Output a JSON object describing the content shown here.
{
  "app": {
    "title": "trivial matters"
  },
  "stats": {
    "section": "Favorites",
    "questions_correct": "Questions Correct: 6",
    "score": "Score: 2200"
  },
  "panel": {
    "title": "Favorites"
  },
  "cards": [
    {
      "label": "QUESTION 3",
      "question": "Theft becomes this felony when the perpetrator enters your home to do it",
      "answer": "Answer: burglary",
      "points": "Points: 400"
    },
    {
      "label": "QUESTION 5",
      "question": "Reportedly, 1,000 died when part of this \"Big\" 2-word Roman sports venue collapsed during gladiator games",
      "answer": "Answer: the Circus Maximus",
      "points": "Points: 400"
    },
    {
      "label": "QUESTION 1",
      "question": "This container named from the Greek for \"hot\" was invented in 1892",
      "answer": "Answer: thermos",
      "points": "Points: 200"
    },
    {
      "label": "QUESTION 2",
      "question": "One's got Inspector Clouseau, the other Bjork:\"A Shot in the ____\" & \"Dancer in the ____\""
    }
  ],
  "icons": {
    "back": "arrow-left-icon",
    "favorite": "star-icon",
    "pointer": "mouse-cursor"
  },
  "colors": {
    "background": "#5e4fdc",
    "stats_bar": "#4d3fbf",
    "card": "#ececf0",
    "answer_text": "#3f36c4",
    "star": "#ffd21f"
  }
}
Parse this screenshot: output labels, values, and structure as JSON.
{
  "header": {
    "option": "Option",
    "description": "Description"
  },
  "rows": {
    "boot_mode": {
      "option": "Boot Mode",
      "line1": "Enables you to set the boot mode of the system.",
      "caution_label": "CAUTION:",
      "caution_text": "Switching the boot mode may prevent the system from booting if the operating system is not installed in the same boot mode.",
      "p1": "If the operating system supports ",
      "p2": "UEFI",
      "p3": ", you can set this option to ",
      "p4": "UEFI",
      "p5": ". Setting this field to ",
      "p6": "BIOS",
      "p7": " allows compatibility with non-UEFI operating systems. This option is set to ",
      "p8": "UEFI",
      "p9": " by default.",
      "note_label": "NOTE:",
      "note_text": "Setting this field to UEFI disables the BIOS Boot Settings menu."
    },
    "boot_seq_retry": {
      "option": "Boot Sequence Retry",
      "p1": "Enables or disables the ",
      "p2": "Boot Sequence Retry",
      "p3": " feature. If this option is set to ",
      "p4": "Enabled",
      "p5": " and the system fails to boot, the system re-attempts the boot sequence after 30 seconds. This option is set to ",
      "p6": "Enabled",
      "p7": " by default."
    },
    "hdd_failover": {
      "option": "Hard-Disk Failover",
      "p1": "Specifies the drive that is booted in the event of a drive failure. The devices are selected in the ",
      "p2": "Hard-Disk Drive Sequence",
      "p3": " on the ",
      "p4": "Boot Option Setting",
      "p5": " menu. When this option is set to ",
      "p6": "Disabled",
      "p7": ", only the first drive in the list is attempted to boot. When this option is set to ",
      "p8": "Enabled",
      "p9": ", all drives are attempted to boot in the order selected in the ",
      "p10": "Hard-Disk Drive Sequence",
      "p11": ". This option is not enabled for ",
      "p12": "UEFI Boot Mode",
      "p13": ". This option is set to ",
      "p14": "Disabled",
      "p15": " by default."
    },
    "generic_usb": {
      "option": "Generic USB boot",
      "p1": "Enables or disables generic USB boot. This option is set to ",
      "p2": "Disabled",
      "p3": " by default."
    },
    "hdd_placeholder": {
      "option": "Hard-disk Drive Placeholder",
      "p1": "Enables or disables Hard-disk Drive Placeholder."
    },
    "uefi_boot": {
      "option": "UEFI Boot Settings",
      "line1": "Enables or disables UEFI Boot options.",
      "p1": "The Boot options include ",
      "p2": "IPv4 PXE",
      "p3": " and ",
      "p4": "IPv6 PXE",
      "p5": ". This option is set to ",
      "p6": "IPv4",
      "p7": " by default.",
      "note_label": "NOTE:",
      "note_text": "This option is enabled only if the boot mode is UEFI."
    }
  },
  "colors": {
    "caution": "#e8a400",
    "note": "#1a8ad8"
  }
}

○ ○ ○ ○

▶ WHAT YOU HAVE TO DO:
Quote the data above in full, changing nothing.

▶ RESPONSE TO THIS EXERCISE:
Output a JSON object describing the content shown here.
{
  "app": {
    "title": "trivial matters"
  },
  "stats": {
    "section": "Favorites",
    "questions_correct": "Questions Correct: 6",
    "score": "Score: 2200"
  },
  "panel": {
    "title": "Favorites"
  },
  "cards": [
    {
      "label": "QUESTION 3",
      "question": "Theft becomes this felony when the perpetrator enters your home to do it",
      "answer": "Answer: burglary",
      "points": "Points: 400"
    },
    {
      "label": "QUESTION 5",
      "question": "Reportedly, 1,000 died when part of this \"Big\" 2-word Roman sports venue collapsed during gladiator games",
      "answer": "Answer: the Circus Maximus",
      "points": "Points: 400"
    },
    {
      "label": "QUESTION 1",
      "question": "This container named from the Greek for \"hot\" was invented in 1892",
      "answer": "Answer: thermos",
      "points": "Points: 200"
    },
    {
      "label": "QUESTION 2",
      "question": "One's got Inspector Clouseau, the other Bjork:\"A Shot in the ____\" & \"Dancer in the ____\""
    }
  ],
  "icons": {
    "back": "arrow-left-icon",
    "favorite": "star-icon",
    "pointer": "mouse-cursor"
  },
  "colors": {
    "background": "#5e4fdc",
    "stats_bar": "#4d3fbf",
    "card": "#ececf0",
    "answer_text": "#3f36c4",
    "star": "#ffd21f"
  }
}
Parse this screenshot: output labels, values, and structure as JSON.
{
  "header": {
    "option": "Option",
    "description": "Description"
  },
  "rows": {
    "boot_mode": {
      "option": "Boot Mode",
      "line1": "Enables you to set the boot mode of the system.",
      "caution_label": "CAUTION:",
      "caution_text": "Switching the boot mode may prevent the system from booting if the operating system is not installed in the same boot mode.",
      "p1": "If the operating system supports ",
      "p2": "UEFI",
      "p3": ", you can set this option to ",
      "p4": "UEFI",
      "p5": ". Setting this field to ",
      "p6": "BIOS",
      "p7": " allows compatibility with non-UEFI operating systems. This option is set to ",
      "p8": "UEFI",
      "p9": " by default.",
      "note_label": "NOTE:",
      "note_text": "Setting this field to UEFI disables the BIOS Boot Settings menu."
    },
    "boot_seq_retry": {
      "option": "Boot Sequence Retry",
      "p1": "Enables or disables the ",
      "p2": "Boot Sequence Retry",
      "p3": " feature. If this option is set to ",
      "p4": "Enabled",
      "p5": " and the system fails to boot, the system re-attempts the boot sequence after 30 seconds. This option is set to ",
      "p6": "Enabled",
      "p7": " by default."
    },
    "hdd_failover": {
      "option": "Hard-Disk Failover",
      "p1": "Specifies the drive that is booted in the event of a drive failure. The devices are selected in the ",
      "p2": "Hard-Disk Drive Sequence",
      "p3": " on the ",
      "p4": "Boot Option Setting",
      "p5": " menu. When this option is set to ",
      "p6": "Disabled",
      "p7": ", only the first drive in the list is attempted to boot. When this option is set to ",
      "p8": "Enabled",
      "p9": ", all drives are attempted to boot in the order selected in the ",
      "p10": "Hard-Disk Drive Sequence",
      "p11": ". This option is not enabled for ",
      "p12": "UEFI Boot Mode",
      "p13": ". This option is set to ",
      "p14": "Disabled",
      "p15": " by default."
    },
    "generic_usb": {
      "option": "Generic USB boot",
      "p1": "Enables or disables generic USB boot. This option is set to ",
      "p2": "Disabled",
      "p3": " by default."
    },
    "hdd_placeholder": {
      "option": "Hard-disk Drive Placeholder",
      "p1": "Enables or disables Hard-disk Drive Placeholder."
    },
    "uefi_boot": {
      "option": "UEFI Boot Settings",
      "line1": "Enables or disables UEFI Boot options.",
      "p1": "The Boot options include ",
      "p2": "IPv4 PXE",
      "p3": " and ",
      "p4": "IPv6 PXE",
      "p5": ". This option is set to ",
      "p6": "IPv4",
      "p7": " by default.",
      "note_label": "NOTE:",
      "note_text": "This option is enabled only if the boot mode is UEFI."
    }
  },
  "colors": {
    "caution": "#e8a400",
    "note": "#1a8ad8"
  }
}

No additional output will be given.